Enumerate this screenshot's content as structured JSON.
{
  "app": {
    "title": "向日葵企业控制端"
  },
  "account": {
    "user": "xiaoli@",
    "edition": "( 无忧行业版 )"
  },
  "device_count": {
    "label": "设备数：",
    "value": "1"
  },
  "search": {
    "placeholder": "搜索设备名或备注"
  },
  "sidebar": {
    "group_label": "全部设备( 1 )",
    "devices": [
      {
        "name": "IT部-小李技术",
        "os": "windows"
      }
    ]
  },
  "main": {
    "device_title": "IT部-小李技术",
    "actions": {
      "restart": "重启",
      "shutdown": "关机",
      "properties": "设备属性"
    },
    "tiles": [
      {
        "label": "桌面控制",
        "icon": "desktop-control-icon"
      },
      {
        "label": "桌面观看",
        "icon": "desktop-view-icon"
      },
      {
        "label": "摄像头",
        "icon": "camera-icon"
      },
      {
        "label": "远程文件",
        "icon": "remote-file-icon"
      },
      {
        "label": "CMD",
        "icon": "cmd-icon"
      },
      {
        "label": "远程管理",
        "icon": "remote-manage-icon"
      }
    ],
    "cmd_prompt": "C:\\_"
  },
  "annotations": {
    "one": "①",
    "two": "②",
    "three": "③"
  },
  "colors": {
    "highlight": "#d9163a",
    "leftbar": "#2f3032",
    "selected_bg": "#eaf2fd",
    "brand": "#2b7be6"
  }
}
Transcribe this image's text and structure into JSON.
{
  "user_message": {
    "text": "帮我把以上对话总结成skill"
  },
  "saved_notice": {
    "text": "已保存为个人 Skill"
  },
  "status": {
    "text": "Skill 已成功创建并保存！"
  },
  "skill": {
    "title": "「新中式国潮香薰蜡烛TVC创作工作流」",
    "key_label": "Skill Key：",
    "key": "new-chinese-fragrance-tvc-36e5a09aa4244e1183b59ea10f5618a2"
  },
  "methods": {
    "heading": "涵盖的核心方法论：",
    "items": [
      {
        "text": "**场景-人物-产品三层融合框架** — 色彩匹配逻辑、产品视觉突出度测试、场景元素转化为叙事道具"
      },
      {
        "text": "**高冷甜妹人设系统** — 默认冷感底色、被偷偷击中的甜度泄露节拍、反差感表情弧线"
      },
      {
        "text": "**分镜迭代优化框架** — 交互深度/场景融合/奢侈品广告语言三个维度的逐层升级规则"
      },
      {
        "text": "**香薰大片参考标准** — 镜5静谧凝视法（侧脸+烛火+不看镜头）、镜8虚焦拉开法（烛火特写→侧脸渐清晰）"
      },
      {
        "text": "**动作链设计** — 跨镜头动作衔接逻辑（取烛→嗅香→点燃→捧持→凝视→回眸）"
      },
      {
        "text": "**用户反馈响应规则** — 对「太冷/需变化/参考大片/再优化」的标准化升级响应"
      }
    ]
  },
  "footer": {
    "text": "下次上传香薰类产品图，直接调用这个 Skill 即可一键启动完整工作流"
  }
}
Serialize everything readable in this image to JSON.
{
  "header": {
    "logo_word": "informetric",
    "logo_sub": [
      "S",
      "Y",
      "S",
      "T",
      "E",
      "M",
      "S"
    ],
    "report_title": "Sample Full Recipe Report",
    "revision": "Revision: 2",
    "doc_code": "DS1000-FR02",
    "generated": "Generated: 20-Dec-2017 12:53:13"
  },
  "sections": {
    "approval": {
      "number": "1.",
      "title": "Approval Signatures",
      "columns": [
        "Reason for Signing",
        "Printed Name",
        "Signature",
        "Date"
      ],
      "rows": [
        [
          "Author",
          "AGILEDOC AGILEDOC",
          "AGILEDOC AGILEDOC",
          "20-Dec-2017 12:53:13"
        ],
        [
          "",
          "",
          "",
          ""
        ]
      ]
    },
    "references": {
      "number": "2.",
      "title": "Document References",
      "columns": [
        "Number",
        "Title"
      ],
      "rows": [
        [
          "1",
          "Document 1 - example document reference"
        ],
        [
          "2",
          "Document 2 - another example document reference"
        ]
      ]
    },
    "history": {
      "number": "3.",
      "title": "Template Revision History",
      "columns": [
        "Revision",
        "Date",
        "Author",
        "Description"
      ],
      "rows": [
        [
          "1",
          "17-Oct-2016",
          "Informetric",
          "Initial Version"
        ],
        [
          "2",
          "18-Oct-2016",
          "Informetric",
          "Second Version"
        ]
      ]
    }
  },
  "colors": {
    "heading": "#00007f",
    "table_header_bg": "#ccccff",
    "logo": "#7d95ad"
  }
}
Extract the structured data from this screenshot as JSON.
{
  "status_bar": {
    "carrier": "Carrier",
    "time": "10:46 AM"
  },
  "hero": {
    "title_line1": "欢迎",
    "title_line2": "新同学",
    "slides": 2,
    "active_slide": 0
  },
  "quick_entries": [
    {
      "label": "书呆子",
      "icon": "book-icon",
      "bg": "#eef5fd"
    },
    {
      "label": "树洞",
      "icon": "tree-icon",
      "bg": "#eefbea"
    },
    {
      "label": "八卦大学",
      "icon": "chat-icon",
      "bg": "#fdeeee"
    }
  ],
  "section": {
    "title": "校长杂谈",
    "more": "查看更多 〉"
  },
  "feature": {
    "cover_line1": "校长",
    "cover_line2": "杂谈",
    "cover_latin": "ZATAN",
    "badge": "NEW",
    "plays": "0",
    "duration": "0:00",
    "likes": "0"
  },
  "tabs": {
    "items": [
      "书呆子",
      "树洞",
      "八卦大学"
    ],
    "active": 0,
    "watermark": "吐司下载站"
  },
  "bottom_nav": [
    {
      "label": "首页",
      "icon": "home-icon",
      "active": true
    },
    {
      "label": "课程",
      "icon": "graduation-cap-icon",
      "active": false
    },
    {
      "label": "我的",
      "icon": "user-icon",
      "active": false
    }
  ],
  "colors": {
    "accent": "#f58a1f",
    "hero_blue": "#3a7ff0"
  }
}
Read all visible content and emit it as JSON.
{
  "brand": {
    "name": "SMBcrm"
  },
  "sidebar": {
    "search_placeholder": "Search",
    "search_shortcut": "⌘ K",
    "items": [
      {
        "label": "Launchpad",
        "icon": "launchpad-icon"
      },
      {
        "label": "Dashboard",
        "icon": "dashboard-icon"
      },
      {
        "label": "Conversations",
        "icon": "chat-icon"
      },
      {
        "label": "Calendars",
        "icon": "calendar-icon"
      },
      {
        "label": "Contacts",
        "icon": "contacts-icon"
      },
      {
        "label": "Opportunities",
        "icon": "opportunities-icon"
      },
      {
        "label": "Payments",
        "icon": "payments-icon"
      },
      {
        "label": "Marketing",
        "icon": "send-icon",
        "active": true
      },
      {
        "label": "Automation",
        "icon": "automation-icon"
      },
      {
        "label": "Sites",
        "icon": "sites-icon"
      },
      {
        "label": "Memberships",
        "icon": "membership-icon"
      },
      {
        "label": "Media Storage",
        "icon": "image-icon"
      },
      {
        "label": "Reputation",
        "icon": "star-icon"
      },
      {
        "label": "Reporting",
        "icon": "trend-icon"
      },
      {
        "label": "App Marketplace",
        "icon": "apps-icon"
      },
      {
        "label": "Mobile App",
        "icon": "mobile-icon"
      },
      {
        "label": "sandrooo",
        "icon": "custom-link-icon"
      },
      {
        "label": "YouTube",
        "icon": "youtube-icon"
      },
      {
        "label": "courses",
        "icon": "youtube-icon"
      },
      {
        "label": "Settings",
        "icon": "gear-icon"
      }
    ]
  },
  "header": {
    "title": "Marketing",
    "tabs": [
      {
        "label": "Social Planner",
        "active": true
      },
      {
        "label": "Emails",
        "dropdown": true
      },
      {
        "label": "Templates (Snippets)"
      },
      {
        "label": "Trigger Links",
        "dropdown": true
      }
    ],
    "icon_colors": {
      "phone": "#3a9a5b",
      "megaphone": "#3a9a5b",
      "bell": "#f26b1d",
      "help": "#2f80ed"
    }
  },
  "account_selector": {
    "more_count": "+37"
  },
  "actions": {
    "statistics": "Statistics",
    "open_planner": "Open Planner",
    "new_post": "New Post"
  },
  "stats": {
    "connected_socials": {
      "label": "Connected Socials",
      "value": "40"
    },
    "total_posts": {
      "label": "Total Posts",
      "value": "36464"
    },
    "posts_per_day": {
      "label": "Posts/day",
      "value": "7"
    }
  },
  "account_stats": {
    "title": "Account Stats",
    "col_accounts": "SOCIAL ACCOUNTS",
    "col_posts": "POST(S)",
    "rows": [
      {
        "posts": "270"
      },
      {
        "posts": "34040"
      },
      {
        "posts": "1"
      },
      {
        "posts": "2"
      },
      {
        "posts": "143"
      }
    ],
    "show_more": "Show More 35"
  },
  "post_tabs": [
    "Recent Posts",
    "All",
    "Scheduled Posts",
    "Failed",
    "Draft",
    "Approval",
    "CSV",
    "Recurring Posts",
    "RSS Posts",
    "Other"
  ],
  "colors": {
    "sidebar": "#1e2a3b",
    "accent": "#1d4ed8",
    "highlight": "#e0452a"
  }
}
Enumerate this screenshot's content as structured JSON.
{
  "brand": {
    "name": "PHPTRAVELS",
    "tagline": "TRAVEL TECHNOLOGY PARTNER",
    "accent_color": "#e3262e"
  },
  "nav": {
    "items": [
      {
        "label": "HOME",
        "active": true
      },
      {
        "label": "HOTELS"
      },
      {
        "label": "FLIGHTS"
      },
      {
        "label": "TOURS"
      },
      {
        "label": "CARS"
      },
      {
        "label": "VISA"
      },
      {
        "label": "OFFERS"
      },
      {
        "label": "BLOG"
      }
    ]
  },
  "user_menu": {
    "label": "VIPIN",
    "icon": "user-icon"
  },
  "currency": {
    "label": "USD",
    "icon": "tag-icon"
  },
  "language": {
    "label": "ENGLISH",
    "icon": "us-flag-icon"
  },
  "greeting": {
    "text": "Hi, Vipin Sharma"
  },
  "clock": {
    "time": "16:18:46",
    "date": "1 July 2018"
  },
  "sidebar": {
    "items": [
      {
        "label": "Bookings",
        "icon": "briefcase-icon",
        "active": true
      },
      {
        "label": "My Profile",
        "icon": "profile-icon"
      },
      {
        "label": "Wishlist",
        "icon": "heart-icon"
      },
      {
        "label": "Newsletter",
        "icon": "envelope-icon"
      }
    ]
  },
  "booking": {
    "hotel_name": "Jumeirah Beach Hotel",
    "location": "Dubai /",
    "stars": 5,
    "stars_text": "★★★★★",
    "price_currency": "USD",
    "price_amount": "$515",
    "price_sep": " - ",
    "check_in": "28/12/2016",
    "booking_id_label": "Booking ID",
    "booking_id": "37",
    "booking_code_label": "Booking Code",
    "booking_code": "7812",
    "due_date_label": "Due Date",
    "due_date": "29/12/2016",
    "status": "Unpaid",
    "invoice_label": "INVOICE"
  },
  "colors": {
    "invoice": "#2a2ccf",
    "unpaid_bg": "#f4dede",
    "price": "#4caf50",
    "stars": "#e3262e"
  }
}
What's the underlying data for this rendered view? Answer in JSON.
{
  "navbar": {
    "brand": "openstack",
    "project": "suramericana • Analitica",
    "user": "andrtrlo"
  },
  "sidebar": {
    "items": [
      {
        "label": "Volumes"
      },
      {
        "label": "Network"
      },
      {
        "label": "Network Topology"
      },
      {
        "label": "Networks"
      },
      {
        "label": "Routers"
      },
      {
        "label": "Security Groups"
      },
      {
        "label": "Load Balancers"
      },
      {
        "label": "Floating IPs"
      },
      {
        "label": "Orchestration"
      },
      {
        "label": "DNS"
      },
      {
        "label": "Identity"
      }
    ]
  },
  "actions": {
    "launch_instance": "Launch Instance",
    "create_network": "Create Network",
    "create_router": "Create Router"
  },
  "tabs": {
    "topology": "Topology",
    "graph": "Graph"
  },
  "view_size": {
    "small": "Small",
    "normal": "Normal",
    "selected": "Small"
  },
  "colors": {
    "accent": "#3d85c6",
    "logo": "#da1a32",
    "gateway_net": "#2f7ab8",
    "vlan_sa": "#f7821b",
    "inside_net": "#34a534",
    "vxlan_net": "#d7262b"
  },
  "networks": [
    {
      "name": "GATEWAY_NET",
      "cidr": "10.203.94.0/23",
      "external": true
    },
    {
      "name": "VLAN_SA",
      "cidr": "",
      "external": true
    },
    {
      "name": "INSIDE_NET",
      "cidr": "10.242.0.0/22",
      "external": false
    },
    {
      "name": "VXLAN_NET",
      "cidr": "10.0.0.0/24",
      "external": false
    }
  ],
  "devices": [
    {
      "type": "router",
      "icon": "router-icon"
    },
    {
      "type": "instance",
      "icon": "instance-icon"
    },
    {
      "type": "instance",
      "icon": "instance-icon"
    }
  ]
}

- - - - -

== PROBLEM DETAILS ==
Using the listing, collect all lines in which the string "Revision" is found.

== COMPLETE OUTPUT ==
    "revision": "Revision: 2",
      "title": "Template Revision History",
        "Revision",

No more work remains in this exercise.